# Your instructions:
Write out each line from the data below that includes the word "JSON".

# Extracted information:
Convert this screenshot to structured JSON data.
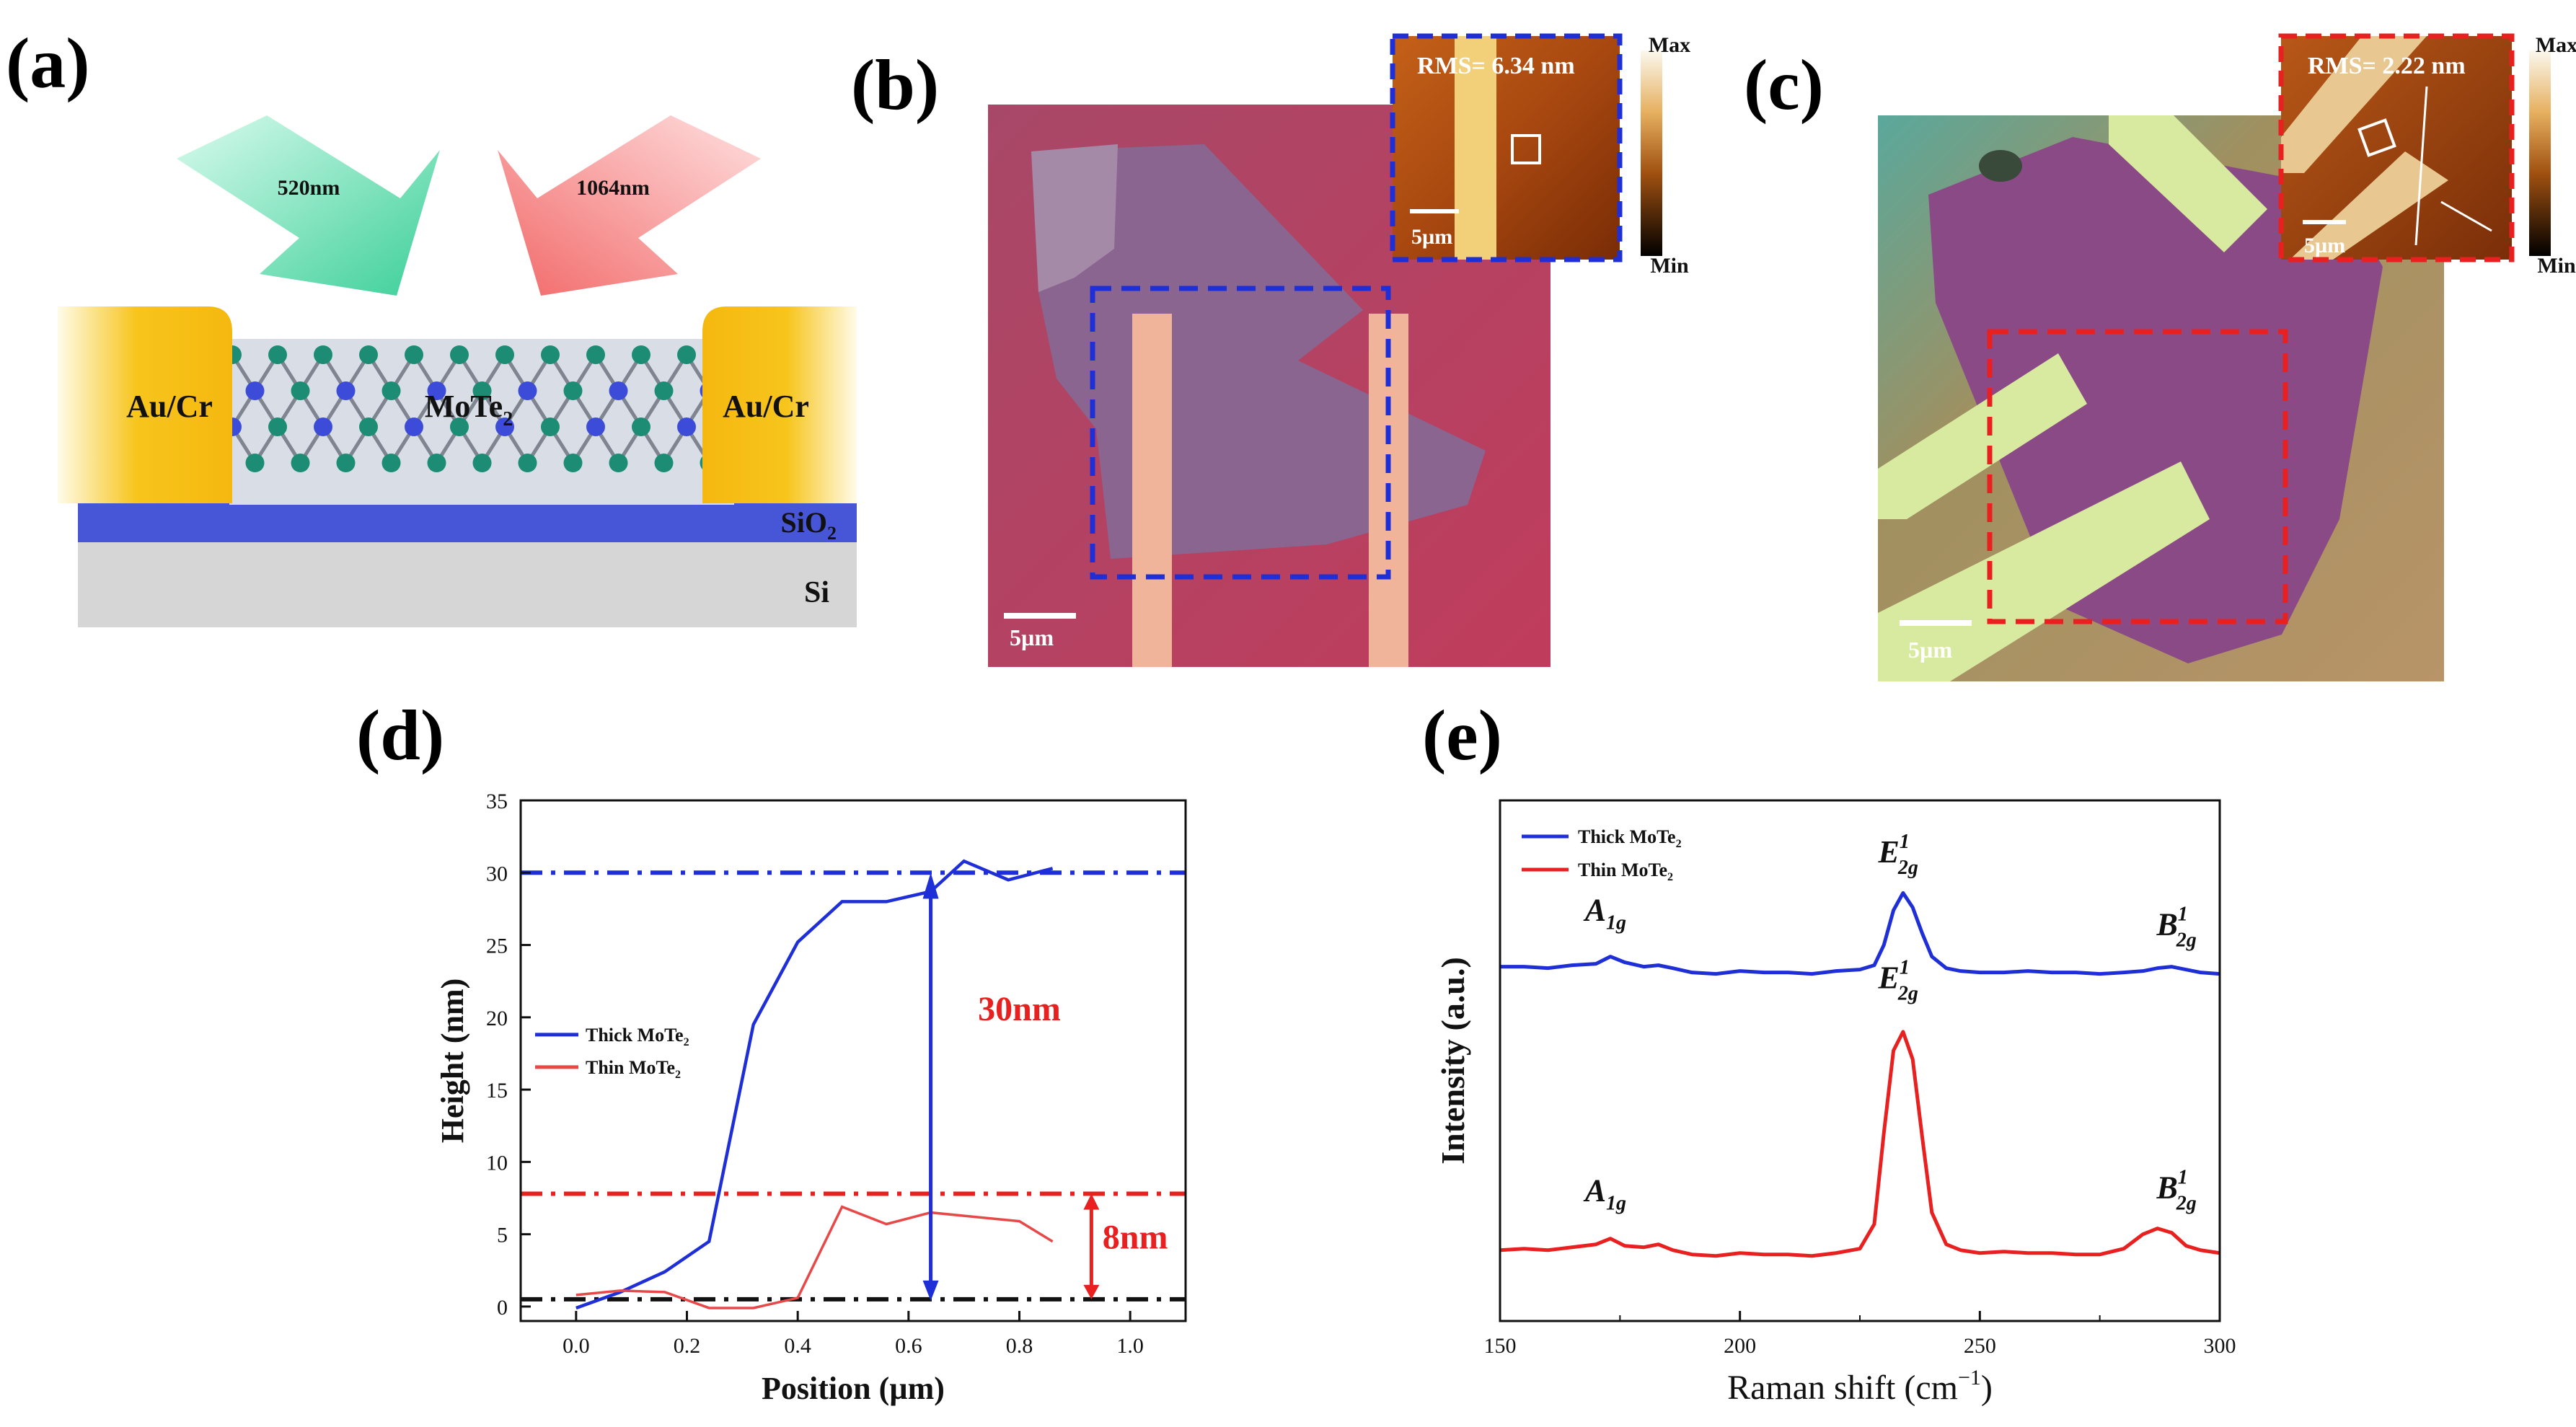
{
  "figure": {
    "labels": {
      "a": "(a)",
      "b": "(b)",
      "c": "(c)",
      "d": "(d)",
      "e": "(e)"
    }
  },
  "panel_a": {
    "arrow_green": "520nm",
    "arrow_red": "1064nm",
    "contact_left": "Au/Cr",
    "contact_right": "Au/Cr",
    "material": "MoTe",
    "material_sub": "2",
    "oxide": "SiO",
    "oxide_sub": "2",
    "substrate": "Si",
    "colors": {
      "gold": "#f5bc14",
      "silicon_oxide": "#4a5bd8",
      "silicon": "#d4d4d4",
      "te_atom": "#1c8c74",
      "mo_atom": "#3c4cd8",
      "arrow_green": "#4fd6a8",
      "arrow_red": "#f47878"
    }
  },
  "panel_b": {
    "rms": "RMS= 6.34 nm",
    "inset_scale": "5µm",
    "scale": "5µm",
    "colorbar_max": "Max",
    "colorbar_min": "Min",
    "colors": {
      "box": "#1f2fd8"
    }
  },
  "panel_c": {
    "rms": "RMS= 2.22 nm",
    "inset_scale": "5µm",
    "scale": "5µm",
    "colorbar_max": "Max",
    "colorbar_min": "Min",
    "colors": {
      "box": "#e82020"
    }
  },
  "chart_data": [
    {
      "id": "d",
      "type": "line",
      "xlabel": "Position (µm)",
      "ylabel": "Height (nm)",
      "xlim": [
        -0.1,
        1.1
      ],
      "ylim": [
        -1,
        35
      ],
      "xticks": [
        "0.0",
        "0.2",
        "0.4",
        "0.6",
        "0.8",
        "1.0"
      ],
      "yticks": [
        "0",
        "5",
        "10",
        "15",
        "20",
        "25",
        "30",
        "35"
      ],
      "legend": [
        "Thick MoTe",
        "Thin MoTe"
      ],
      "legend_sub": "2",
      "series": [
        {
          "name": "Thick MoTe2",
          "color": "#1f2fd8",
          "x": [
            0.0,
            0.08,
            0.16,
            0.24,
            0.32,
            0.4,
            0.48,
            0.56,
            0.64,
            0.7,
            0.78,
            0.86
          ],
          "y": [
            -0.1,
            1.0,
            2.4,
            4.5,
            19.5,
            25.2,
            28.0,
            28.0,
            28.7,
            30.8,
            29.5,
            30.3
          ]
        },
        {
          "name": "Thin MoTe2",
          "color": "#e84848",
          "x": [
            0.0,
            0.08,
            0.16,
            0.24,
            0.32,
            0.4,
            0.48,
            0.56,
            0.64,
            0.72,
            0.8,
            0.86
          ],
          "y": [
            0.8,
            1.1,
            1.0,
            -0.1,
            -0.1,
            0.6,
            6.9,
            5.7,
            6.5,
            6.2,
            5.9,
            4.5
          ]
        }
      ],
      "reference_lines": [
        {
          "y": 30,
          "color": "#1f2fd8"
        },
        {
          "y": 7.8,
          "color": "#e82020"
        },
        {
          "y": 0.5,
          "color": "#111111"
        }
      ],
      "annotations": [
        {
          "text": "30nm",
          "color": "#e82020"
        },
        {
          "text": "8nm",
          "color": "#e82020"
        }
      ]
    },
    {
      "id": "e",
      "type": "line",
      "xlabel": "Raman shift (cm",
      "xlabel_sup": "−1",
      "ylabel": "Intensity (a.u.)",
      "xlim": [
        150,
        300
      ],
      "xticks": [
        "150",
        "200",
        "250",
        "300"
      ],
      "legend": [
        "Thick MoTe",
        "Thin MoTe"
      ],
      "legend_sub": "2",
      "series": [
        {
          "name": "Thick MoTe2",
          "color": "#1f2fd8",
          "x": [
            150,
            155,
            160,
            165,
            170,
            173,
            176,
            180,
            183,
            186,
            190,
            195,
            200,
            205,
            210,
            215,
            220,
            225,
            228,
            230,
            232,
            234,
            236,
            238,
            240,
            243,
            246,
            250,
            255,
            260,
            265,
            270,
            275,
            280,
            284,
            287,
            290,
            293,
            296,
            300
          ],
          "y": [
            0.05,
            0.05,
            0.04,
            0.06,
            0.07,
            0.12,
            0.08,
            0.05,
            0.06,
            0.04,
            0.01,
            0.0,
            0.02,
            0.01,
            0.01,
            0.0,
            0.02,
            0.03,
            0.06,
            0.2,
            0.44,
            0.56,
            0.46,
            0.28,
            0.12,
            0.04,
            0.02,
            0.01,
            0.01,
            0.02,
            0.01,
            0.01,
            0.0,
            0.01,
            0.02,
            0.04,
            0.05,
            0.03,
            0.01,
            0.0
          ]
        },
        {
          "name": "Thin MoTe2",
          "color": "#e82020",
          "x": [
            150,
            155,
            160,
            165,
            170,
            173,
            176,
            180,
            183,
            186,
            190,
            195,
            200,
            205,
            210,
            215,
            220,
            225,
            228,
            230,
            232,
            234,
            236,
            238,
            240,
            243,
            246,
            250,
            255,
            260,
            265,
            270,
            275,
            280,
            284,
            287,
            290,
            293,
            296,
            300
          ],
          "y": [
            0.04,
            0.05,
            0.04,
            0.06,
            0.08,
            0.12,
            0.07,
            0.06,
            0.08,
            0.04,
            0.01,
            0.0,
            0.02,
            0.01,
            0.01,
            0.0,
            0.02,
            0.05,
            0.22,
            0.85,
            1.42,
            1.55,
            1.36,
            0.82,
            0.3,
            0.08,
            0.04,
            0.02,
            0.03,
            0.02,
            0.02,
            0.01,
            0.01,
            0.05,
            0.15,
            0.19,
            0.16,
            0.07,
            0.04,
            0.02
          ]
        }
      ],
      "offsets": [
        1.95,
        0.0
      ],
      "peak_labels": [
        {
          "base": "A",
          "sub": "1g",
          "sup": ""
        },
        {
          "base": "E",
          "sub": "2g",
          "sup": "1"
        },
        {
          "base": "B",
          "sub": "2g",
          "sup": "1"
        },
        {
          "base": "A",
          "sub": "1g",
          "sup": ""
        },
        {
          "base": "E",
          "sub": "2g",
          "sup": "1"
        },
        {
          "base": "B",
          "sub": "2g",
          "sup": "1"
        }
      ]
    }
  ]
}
...
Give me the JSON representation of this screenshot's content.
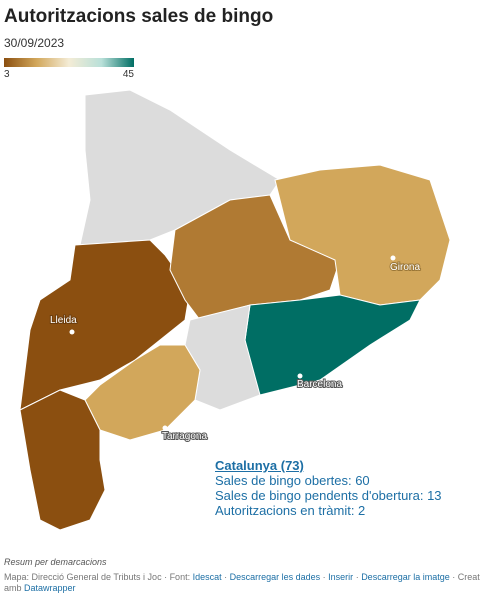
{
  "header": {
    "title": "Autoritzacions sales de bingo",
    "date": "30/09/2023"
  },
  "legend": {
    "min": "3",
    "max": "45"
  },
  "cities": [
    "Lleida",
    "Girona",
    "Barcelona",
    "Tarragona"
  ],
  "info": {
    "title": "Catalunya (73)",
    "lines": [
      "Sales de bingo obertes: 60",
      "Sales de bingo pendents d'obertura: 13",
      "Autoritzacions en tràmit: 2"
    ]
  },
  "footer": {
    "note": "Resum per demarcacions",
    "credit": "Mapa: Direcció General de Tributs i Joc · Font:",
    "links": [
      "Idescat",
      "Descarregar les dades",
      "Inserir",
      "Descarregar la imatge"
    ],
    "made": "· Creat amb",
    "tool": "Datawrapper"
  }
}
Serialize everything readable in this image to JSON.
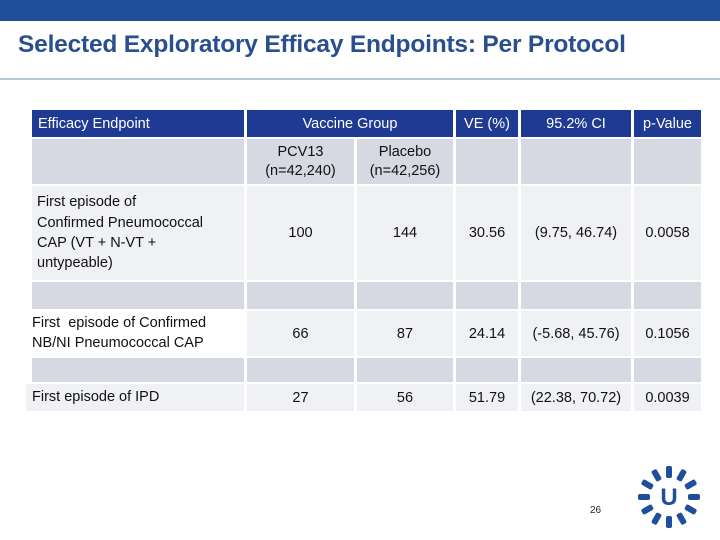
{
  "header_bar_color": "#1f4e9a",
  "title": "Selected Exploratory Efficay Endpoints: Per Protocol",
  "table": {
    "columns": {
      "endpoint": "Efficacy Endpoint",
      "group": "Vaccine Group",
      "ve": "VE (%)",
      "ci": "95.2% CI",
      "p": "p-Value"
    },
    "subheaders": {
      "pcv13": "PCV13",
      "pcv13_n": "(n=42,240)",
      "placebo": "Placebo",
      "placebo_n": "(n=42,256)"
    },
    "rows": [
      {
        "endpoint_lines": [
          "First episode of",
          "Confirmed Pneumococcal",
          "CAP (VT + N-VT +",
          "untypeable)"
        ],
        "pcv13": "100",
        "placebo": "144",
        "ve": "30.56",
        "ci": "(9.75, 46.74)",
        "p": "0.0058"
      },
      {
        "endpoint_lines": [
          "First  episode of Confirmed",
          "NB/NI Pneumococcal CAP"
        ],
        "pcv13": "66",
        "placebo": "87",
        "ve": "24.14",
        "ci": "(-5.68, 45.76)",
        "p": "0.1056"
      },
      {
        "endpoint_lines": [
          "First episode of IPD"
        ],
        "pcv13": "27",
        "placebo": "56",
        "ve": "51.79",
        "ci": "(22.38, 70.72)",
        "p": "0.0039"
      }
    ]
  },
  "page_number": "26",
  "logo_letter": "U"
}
--
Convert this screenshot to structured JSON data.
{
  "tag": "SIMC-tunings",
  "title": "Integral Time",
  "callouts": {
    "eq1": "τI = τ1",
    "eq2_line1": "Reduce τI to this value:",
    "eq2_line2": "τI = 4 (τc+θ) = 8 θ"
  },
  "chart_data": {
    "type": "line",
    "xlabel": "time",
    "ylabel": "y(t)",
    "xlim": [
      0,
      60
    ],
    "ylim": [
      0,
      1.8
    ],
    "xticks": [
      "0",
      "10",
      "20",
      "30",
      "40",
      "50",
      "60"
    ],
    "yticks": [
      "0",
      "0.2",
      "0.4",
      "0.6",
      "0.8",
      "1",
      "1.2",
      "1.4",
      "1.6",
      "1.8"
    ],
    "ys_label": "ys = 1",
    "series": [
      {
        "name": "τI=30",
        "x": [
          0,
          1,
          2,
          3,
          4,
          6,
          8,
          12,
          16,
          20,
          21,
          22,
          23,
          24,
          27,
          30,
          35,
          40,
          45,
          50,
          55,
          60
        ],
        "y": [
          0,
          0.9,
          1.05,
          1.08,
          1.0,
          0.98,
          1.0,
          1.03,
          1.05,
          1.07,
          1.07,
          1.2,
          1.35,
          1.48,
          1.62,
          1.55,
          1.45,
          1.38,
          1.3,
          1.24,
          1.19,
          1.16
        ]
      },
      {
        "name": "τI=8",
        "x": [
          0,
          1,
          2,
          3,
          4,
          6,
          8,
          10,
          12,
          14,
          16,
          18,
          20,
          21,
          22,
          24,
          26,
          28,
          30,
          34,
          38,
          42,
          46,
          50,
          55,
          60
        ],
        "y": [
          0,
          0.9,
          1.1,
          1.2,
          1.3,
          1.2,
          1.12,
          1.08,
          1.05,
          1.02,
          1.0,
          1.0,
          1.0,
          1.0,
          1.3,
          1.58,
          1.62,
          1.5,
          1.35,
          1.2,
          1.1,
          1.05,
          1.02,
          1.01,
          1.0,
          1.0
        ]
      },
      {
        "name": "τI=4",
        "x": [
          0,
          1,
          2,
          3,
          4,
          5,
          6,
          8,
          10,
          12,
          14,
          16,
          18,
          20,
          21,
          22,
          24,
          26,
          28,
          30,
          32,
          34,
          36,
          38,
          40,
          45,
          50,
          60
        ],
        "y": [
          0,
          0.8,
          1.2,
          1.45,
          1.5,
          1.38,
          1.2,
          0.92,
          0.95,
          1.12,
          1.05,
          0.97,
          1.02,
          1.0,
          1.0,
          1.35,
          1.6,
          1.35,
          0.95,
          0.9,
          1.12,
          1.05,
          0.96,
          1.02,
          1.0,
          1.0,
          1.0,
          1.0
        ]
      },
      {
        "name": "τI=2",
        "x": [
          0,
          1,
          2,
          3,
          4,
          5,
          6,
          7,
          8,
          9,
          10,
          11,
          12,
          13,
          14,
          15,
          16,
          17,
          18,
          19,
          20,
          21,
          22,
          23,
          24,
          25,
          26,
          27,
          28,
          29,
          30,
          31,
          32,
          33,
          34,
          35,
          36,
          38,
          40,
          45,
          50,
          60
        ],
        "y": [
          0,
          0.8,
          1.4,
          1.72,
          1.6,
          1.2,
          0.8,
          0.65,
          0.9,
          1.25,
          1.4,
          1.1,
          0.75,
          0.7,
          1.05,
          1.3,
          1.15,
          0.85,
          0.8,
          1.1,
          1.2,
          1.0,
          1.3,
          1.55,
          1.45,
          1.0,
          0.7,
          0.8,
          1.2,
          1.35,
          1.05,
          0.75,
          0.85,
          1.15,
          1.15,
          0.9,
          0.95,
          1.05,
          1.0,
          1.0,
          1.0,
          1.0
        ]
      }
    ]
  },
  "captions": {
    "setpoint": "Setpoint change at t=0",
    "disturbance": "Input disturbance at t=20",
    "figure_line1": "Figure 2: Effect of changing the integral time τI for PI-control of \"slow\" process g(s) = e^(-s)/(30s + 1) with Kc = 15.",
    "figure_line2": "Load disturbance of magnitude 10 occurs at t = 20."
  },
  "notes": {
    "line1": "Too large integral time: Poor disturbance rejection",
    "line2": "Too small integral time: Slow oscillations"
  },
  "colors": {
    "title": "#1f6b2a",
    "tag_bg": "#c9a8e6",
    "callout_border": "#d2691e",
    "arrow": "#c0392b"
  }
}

# Written answer:
Convert this screenshot to structured JSON data.
Give me the JSON representation of this screenshot's content.
Serialize everything readable in this image to JSON.
Convert this screenshot to structured JSON data.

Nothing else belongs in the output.